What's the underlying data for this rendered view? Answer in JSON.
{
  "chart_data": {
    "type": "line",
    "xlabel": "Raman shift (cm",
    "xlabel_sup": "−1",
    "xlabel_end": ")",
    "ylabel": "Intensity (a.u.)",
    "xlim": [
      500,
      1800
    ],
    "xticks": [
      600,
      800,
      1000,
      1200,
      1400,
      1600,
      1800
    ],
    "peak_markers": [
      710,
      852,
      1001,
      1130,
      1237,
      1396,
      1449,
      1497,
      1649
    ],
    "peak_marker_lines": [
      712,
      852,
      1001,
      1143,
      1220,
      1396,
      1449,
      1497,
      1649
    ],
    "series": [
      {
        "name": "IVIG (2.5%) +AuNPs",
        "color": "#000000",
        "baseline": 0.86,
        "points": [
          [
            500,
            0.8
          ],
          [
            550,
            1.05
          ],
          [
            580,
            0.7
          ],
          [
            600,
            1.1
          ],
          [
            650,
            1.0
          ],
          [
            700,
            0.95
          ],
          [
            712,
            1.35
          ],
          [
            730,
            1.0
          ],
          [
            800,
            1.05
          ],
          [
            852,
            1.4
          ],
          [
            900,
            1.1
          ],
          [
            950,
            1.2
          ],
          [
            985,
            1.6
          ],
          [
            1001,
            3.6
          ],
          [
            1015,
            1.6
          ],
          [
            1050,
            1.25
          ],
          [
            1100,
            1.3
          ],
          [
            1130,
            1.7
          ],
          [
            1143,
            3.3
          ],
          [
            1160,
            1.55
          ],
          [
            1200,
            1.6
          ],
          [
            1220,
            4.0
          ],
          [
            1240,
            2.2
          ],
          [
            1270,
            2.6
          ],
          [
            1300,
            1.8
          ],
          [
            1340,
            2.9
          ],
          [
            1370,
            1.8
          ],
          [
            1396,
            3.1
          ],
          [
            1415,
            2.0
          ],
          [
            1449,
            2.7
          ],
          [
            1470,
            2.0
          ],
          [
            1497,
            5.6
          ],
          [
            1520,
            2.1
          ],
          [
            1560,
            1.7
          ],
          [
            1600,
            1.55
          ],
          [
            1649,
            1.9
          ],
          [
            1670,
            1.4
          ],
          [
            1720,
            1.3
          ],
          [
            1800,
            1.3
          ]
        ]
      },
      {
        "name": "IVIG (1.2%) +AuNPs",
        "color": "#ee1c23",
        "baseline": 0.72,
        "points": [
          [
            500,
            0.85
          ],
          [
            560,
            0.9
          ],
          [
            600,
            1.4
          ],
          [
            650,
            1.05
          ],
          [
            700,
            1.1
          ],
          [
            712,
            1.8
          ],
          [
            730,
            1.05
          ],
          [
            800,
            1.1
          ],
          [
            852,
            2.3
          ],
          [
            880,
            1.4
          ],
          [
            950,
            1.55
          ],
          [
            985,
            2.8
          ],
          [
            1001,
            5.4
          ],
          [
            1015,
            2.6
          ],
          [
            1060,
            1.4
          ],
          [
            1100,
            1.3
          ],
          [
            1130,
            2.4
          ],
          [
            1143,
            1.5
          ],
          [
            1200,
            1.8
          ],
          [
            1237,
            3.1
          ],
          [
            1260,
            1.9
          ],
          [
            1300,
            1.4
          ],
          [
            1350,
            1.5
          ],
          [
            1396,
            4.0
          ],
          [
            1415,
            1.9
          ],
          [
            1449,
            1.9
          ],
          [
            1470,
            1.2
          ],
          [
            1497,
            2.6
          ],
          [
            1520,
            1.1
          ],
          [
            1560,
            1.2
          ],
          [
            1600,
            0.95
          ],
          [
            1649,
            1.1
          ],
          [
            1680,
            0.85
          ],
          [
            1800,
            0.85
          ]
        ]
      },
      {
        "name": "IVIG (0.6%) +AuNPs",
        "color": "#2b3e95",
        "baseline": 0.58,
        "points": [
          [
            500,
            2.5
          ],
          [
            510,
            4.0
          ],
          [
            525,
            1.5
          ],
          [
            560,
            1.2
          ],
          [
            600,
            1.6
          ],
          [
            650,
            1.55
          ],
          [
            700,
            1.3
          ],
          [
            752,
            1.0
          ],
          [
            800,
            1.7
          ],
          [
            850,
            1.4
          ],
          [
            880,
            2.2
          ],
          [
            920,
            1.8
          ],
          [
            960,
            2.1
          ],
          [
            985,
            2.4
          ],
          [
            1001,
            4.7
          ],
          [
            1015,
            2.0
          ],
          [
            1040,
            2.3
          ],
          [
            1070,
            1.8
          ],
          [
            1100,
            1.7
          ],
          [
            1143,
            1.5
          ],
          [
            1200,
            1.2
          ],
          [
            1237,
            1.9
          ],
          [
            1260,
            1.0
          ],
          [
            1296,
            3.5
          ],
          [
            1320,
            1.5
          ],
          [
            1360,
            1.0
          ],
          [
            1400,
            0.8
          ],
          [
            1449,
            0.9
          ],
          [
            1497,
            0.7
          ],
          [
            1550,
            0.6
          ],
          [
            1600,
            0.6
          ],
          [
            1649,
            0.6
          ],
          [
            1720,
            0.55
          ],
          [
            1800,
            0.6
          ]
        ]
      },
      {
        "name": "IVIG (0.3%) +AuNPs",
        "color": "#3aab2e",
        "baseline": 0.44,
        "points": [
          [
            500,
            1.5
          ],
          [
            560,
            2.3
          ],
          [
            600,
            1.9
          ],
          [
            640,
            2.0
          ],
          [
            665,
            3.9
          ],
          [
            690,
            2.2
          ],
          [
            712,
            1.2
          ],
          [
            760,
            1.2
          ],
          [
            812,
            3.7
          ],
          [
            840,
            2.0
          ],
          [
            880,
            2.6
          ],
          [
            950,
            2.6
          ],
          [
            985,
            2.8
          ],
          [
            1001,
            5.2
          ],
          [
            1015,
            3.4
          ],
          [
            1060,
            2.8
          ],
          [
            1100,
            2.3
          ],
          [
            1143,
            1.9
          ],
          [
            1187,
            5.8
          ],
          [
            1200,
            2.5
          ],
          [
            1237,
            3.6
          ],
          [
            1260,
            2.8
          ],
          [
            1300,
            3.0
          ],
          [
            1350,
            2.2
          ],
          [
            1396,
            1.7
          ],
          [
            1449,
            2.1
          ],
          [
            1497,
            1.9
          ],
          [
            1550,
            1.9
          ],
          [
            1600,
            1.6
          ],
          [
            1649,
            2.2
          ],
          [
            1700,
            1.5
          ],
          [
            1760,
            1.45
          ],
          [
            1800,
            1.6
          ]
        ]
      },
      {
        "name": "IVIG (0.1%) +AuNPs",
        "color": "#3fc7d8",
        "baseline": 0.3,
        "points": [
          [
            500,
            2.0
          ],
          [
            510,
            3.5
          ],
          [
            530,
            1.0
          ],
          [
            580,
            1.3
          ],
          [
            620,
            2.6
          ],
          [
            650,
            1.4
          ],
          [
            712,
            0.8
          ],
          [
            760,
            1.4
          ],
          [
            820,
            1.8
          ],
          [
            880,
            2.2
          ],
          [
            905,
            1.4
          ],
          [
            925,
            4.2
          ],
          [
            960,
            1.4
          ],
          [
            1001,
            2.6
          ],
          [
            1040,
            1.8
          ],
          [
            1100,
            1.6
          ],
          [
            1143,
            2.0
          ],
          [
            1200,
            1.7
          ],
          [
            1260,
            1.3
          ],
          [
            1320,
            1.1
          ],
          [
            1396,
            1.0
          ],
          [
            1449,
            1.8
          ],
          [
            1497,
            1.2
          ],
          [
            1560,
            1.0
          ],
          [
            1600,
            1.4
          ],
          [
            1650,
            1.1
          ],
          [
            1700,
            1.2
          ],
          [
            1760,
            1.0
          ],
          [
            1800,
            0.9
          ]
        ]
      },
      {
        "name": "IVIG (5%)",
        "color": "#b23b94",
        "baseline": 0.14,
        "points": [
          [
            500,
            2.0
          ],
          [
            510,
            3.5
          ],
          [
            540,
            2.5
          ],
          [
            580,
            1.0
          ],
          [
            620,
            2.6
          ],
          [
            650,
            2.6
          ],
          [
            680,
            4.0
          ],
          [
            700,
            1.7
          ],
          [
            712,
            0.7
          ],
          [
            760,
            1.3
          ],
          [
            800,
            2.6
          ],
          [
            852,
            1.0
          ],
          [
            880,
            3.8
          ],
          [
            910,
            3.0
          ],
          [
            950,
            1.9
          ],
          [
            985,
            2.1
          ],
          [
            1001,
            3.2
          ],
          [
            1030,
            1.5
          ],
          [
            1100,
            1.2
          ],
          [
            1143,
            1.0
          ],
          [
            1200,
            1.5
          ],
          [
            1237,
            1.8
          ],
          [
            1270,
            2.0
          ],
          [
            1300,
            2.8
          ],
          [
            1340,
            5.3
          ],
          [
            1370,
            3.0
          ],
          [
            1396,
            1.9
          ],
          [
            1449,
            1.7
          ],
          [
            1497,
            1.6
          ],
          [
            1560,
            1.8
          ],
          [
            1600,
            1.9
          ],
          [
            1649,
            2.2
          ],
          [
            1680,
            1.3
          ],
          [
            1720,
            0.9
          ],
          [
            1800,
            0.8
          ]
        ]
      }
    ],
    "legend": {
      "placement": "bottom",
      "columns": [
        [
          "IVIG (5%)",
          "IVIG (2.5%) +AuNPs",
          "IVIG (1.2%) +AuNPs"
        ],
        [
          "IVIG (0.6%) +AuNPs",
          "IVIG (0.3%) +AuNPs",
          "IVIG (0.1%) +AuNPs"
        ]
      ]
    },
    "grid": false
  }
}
====
What the exercise asks: In the entries above, identify each line that includes the string "IVIG", then copy it.

Response to the exercise:
        "name": "IVIG (2.5%) +AuNPs",
        "name": "IVIG (1.2%) +AuNPs",
        "name": "IVIG (0.6%) +AuNPs",
        "name": "IVIG (0.3%) +AuNPs",
        "name": "IVIG (0.1%) +AuNPs",
        "name": "IVIG (5%)",
          "IVIG (5%)",
          "IVIG (2.5%) +AuNPs",
          "IVIG (1.2%) +AuNPs"
          "IVIG (0.6%) +AuNPs",
          "IVIG (0.3%) +AuNPs",
          "IVIG (0.1%) +AuNPs"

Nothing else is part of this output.